## What you should do
Reproduce every line of the material below word for word, leaving out the pictures.

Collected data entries
┏━━
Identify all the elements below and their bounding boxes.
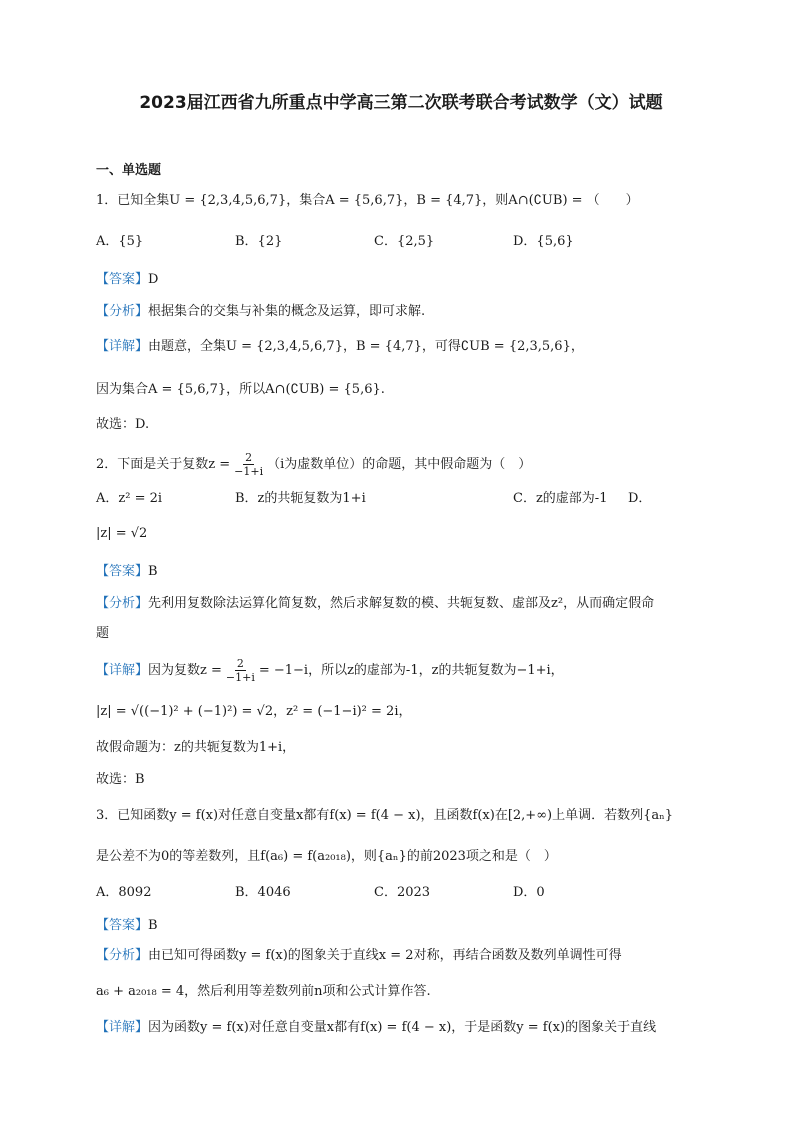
q1-answer (96, 270, 158, 290)
q2-options (96, 489, 651, 509)
answer-tag: 【答案】 (96, 272, 149, 287)
q2-stem-pre: 2．下面是关于复数z = (96, 457, 231, 472)
q1-detail-line-1 (96, 337, 584, 357)
q2-option-b: B．z的共轭复数为1+i (235, 491, 366, 506)
q3-answer (96, 916, 158, 936)
fraction-denominator: −1+i (225, 671, 255, 684)
q3-option-b: B．4046 (235, 885, 291, 900)
q2-option-a: A．z² = 2i (96, 491, 163, 506)
q1-choose: 故选：D. (96, 417, 150, 432)
q2-stem (96, 450, 531, 480)
detail-tag: 【详解】 (96, 663, 149, 678)
q3-stem-line-1: 3．已知函数y = f(x)对任意自变量x都有f(x) = f(4 − x)，且函数f(x)在[2,+∞)上单调．若数列{aₙ} (96, 808, 674, 823)
q1-option-c: C．{2,5} (374, 234, 435, 249)
document-page (96, 0, 706, 1123)
detail-text-post: = −1−i，所以z的虚部为-1，z的共轭复数为−1+i， (258, 663, 564, 678)
section-heading: 一、单选题 (96, 163, 162, 178)
q3-detail-line-1 (96, 1018, 656, 1038)
answer-value: D (148, 272, 159, 287)
q2-answer (96, 562, 158, 582)
q2-detail-line-1 (96, 656, 564, 686)
answer-tag: 【答案】 (96, 564, 149, 579)
fraction-numerator: 2 (236, 657, 244, 670)
analysis-tag: 【分析】 (96, 948, 149, 963)
detail-text-pre: 因为复数z = (148, 663, 222, 678)
q2-analysis-line-2: 题 (96, 626, 110, 641)
q2-choose: 故选：B (96, 772, 145, 787)
q1-option-a: A．{5} (96, 234, 144, 249)
analysis-tag: 【分析】 (96, 596, 149, 611)
q1-detail-line-2: 因为集合A = {5,6,7}，所以A∩(∁UB) = {5,6}. (96, 382, 385, 397)
analysis-text: 根据集合的交集与补集的概念及运算，即可求解. (148, 304, 426, 319)
q1-options (96, 232, 574, 252)
q2-option-d-value: |z| = √2 (96, 526, 148, 541)
q2-fraction (232, 451, 265, 478)
q1-stem: 1．已知全集U = {2,3,4,5,6,7}，集合A = {5,6,7}，B = {4,7}，则A∩(∁UB) = （ ） (96, 193, 639, 208)
answer-tag: 【答案】 (96, 918, 149, 933)
answer-value: B (148, 918, 158, 933)
fraction-denominator: −1+i (234, 465, 264, 478)
q3-option-c: C．2023 (374, 885, 431, 900)
q3-options (96, 883, 545, 903)
q3-option-a: A．8092 (96, 885, 152, 900)
analysis-tag: 【分析】 (96, 304, 149, 319)
q3-stem-line-2: 是公差不为0的等差数列，且f(a₆) = f(a₂₀₁₈)，则{aₙ}的前2023项之和是（ ） (96, 849, 557, 864)
q2-detail-line-3: 故假命题为：z的共轭复数为1+i， (96, 740, 296, 755)
detail-text: 由题意，全集U = {2,3,4,5,6,7}，B = {4,7}，可得∁UB = {2,3,5,6}， (148, 339, 584, 354)
q2-stem-post: （i为虚数单位）的命题，其中假命题为（ ） (267, 457, 532, 472)
q3-analysis-line-2: a₆ + a₂₀₁₈ = 4，然后利用等差数列前n项和公式计算作答. (96, 984, 431, 999)
q1-option-b: B．{2} (235, 234, 283, 249)
q2-analysis-line-1 (96, 594, 654, 614)
analysis-text: 先利用复数除法运算化简复数，然后求解复数的模、共轭复数、虚部及z²，从而确定假命 (148, 596, 655, 611)
document-title: 2023届江西省九所重点中学高三第二次联考联合考试数学（文）试题 (139, 93, 663, 113)
detail-tag: 【详解】 (96, 1020, 149, 1035)
q2-option-c: C．z的虚部为-1 (513, 491, 608, 506)
q2-option-d-label: D． (628, 491, 652, 506)
q3-option-d: D．0 (513, 885, 545, 900)
q1-option-d: D．{5,6} (513, 234, 574, 249)
analysis-text: 由已知可得函数y = f(x)的图象关于直线x = 2对称，再结合函数及数列单调性可得 (148, 948, 622, 963)
q3-analysis-line-1 (96, 946, 622, 966)
q1-analysis (96, 302, 425, 322)
detail-text: 因为函数y = f(x)对任意自变量x都有f(x) = f(4 − x)，于是函数y = f(x)的图象关于直线 (148, 1020, 657, 1035)
q2-detail-line-2: |z| = √((−1)² + (−1)²) = √2，z² = (−1−i)² = 2i， (96, 704, 412, 719)
fraction-numerator: 2 (245, 451, 253, 464)
q2-detail-fraction (224, 657, 257, 684)
detail-tag: 【详解】 (96, 339, 149, 354)
answer-value: B (148, 564, 158, 579)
┗━━
## The reply
Identify all the elements below and their bounding boxes.
q1-answer (96, 270, 158, 290)
q2-options (96, 489, 651, 509)
answer-tag: 【答案】 (96, 272, 149, 287)
q2-stem-pre: 2．下面是关于复数z = (96, 457, 231, 472)
q1-detail-line-1 (96, 337, 584, 357)
q2-option-b: B．z的共轭复数为1+i (235, 491, 366, 506)
q3-answer (96, 916, 158, 936)
fraction-denominator: −1+i (225, 671, 255, 684)
q3-option-b: B．4046 (235, 885, 291, 900)
q2-option-a: A．z² = 2i (96, 491, 163, 506)
q1-choose: 故选：D. (96, 417, 150, 432)
q2-stem (96, 450, 531, 480)
detail-tag: 【详解】 (96, 663, 149, 678)
q3-stem-line-1: 3．已知函数y = f(x)对任意自变量x都有f(x) = f(4 − x)，且函数f(x)在[2,+∞)上单调．若数列{aₙ} (96, 808, 674, 823)
q1-option-c: C．{2,5} (374, 234, 435, 249)
document-page (96, 0, 706, 1123)
detail-text-post: = −1−i，所以z的虚部为-1，z的共轭复数为−1+i， (258, 663, 564, 678)
section-heading: 一、单选题 (96, 163, 162, 178)
q3-detail-line-1 (96, 1018, 656, 1038)
answer-value: D (148, 272, 159, 287)
q2-answer (96, 562, 158, 582)
q2-detail-line-1 (96, 656, 564, 686)
answer-tag: 【答案】 (96, 564, 149, 579)
fraction-numerator: 2 (236, 657, 244, 670)
analysis-tag: 【分析】 (96, 948, 149, 963)
detail-text-pre: 因为复数z = (148, 663, 222, 678)
q2-analysis-line-2: 题 (96, 626, 110, 641)
q2-choose: 故选：B (96, 772, 145, 787)
q1-option-a: A．{5} (96, 234, 144, 249)
analysis-tag: 【分析】 (96, 596, 149, 611)
q1-detail-line-2: 因为集合A = {5,6,7}，所以A∩(∁UB) = {5,6}. (96, 382, 385, 397)
analysis-text: 根据集合的交集与补集的概念及运算，即可求解. (148, 304, 426, 319)
q1-options (96, 232, 574, 252)
q2-option-d-value: |z| = √2 (96, 526, 148, 541)
q2-fraction (232, 451, 265, 478)
q1-stem: 1．已知全集U = {2,3,4,5,6,7}，集合A = {5,6,7}，B = {4,7}，则A∩(∁UB) = （ ） (96, 193, 639, 208)
answer-tag: 【答案】 (96, 918, 149, 933)
answer-value: B (148, 918, 158, 933)
fraction-denominator: −1+i (234, 465, 264, 478)
q3-option-c: C．2023 (374, 885, 431, 900)
q3-options (96, 883, 545, 903)
q3-option-a: A．8092 (96, 885, 152, 900)
analysis-tag: 【分析】 (96, 304, 149, 319)
q3-stem-line-2: 是公差不为0的等差数列，且f(a₆) = f(a₂₀₁₈)，则{aₙ}的前2023项之和是（ ） (96, 849, 557, 864)
q2-detail-line-3: 故假命题为：z的共轭复数为1+i， (96, 740, 296, 755)
detail-text: 由题意，全集U = {2,3,4,5,6,7}，B = {4,7}，可得∁UB = {2,3,5,6}， (148, 339, 584, 354)
q2-stem-post: （i为虚数单位）的命题，其中假命题为（ ） (267, 457, 532, 472)
q3-analysis-line-2: a₆ + a₂₀₁₈ = 4，然后利用等差数列前n项和公式计算作答. (96, 984, 431, 999)
q1-option-b: B．{2} (235, 234, 283, 249)
q2-analysis-line-1 (96, 594, 654, 614)
analysis-text: 先利用复数除法运算化简复数，然后求解复数的模、共轭复数、虚部及z²，从而确定假命 (148, 596, 655, 611)
document-title: 2023届江西省九所重点中学高三第二次联考联合考试数学（文）试题 (139, 93, 663, 113)
detail-tag: 【详解】 (96, 1020, 149, 1035)
q2-option-c: C．z的虚部为-1 (513, 491, 608, 506)
q2-option-d-label: D． (628, 491, 652, 506)
q3-option-d: D．0 (513, 885, 545, 900)
q1-option-d: D．{5,6} (513, 234, 574, 249)
analysis-text: 由已知可得函数y = f(x)的图象关于直线x = 2对称，再结合函数及数列单调性可得 (148, 948, 622, 963)
q3-analysis-line-1 (96, 946, 622, 966)
q1-analysis (96, 302, 425, 322)
detail-text: 因为函数y = f(x)对任意自变量x都有f(x) = f(4 − x)，于是函数y = f(x)的图象关于直线 (148, 1020, 657, 1035)
q2-detail-line-2: |z| = √((−1)² + (−1)²) = √2，z² = (−1−i)² = 2i， (96, 704, 412, 719)
fraction-numerator: 2 (245, 451, 253, 464)
q2-detail-fraction (224, 657, 257, 684)
detail-tag: 【详解】 (96, 339, 149, 354)
answer-value: B (148, 564, 158, 579)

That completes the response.